• **Work to complete**: In the data below, find every line with the string "უნარების" and pull it out.

• **Data provided**:
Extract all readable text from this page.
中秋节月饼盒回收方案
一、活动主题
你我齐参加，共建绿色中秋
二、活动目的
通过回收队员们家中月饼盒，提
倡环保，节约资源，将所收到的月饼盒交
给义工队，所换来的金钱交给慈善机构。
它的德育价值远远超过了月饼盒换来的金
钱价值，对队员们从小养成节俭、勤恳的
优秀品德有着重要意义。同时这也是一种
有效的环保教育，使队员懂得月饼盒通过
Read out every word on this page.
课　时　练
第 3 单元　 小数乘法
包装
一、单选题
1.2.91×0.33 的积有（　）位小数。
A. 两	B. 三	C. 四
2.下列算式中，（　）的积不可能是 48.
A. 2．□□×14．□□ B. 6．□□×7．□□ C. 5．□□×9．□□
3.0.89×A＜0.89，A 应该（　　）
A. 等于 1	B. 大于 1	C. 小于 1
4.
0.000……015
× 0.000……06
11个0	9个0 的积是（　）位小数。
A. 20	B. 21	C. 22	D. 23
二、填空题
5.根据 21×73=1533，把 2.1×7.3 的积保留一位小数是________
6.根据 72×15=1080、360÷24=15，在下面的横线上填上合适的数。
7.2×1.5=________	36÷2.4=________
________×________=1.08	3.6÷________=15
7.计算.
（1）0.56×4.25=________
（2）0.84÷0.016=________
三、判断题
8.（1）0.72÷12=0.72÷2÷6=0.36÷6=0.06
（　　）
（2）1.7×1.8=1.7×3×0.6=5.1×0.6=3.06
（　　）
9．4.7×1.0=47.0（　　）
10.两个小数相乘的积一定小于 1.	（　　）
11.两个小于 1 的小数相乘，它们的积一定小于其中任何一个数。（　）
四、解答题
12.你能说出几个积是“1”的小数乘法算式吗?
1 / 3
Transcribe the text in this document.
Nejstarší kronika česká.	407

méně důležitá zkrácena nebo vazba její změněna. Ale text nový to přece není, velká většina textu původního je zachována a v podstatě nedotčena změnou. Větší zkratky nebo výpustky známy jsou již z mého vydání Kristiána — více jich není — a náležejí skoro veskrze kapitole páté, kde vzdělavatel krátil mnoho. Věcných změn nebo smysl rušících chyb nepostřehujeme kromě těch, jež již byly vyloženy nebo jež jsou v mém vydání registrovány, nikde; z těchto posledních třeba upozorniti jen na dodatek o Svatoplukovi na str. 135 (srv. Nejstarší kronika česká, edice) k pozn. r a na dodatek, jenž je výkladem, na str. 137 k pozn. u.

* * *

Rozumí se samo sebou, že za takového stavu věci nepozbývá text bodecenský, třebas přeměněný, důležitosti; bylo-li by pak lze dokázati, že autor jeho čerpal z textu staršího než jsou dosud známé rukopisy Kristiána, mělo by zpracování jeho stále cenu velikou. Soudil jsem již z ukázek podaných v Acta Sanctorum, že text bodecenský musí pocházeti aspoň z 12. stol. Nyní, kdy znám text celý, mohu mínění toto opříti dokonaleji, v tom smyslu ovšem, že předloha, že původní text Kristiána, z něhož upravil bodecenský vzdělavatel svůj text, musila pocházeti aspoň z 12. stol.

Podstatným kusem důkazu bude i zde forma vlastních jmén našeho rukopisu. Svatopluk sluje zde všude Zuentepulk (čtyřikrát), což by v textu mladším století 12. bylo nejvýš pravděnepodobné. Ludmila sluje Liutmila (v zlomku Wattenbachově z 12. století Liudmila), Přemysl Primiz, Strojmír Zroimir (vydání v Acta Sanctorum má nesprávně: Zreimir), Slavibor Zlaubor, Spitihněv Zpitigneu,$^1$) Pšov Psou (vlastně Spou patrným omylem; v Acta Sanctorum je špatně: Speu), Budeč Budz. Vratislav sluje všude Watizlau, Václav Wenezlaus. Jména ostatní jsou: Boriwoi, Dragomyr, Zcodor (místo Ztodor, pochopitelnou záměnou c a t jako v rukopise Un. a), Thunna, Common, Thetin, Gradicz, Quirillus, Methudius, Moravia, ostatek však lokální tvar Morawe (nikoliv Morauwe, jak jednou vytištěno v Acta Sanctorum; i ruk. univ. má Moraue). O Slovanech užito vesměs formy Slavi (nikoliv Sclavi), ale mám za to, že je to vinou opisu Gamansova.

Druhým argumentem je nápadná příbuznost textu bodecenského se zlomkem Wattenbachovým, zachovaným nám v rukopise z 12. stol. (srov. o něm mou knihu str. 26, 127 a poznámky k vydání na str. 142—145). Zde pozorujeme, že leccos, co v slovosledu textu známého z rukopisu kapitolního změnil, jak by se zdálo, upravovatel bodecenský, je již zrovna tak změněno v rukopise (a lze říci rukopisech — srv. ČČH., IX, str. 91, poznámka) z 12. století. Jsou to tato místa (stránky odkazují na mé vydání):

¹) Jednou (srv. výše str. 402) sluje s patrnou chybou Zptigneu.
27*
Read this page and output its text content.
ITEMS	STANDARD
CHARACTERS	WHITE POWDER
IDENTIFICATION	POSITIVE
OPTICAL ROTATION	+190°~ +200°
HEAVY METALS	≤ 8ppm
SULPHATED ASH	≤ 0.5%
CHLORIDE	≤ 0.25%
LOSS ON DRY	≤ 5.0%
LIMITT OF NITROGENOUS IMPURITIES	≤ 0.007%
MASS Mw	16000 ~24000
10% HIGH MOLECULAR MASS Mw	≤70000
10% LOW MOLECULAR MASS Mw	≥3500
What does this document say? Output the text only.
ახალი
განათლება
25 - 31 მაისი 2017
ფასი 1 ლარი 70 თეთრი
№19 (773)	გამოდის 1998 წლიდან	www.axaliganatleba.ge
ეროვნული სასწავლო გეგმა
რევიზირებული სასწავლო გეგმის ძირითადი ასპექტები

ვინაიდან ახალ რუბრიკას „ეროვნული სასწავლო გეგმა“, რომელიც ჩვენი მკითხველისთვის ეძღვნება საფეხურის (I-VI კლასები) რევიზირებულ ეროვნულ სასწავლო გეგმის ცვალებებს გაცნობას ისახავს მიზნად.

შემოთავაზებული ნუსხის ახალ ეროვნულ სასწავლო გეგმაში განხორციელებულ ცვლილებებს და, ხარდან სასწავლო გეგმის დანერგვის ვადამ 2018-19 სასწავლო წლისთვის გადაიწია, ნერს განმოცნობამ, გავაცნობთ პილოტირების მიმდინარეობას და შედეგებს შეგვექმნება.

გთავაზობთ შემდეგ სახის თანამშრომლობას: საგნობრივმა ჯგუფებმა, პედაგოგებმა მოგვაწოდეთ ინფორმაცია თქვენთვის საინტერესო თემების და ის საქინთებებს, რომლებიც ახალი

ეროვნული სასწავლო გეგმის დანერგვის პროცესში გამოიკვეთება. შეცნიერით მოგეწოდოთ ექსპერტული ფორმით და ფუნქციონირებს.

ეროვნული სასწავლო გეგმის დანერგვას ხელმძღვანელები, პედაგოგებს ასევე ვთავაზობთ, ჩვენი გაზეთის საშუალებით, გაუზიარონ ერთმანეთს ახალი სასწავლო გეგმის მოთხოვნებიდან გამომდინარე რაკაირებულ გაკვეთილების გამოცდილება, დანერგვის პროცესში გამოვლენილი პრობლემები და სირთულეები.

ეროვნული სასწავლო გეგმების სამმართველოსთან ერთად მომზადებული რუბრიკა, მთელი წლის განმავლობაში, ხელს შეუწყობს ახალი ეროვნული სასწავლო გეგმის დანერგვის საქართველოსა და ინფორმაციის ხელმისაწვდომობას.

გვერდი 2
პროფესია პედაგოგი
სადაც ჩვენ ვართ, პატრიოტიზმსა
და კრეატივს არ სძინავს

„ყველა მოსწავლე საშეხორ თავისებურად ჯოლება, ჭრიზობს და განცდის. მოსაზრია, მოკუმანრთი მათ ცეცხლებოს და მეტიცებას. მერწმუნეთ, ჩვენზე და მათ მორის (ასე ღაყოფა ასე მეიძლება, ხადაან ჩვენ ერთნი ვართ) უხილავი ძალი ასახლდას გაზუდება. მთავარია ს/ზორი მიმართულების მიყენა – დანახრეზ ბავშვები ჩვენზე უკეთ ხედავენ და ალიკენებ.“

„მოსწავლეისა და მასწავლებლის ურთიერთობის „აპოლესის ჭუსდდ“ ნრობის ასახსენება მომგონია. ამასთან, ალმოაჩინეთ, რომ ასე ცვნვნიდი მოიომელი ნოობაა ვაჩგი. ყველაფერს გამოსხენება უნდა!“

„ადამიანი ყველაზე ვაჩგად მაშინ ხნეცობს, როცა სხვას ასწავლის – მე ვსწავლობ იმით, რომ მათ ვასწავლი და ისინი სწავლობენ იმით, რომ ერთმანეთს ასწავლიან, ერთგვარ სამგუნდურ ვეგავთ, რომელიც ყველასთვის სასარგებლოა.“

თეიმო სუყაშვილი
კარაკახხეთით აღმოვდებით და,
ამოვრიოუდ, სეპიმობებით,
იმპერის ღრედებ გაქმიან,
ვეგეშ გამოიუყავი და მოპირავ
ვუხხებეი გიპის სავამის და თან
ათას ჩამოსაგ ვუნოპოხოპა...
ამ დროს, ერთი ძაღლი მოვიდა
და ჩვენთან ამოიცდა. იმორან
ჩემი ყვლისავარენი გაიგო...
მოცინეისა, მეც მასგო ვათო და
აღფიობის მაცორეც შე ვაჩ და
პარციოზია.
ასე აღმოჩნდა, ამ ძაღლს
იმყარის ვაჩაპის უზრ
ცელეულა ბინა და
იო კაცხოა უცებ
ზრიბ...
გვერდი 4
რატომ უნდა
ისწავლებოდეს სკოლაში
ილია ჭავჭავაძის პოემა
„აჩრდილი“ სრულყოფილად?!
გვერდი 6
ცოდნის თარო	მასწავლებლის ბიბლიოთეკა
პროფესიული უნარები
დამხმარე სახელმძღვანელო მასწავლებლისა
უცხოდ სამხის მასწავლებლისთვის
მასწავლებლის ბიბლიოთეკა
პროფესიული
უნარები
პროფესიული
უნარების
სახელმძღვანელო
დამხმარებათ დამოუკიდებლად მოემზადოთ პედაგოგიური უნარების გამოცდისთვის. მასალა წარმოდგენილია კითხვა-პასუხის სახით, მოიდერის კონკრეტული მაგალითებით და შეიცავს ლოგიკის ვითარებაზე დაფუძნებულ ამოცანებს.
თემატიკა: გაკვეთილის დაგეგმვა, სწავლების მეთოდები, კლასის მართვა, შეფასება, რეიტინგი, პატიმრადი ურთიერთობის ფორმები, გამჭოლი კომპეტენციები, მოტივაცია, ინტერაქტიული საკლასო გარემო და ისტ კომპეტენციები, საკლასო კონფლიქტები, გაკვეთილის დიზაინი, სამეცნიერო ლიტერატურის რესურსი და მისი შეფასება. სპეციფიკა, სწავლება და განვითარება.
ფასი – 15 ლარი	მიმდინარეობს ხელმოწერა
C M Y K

• **Exercise output**:
უნარების
დამხმარებათ დამოუკიდებლად მოემზადოთ პედაგოგიური უნარების გამოცდისთვის. მასალა წარმოდგენილია კითხვა-პასუხის სახით, მოიდერის კონკრეტული მაგალითებით და შეიცავს ლოგიკის ვითარებაზე დაფუძნებულ ამოცანებს.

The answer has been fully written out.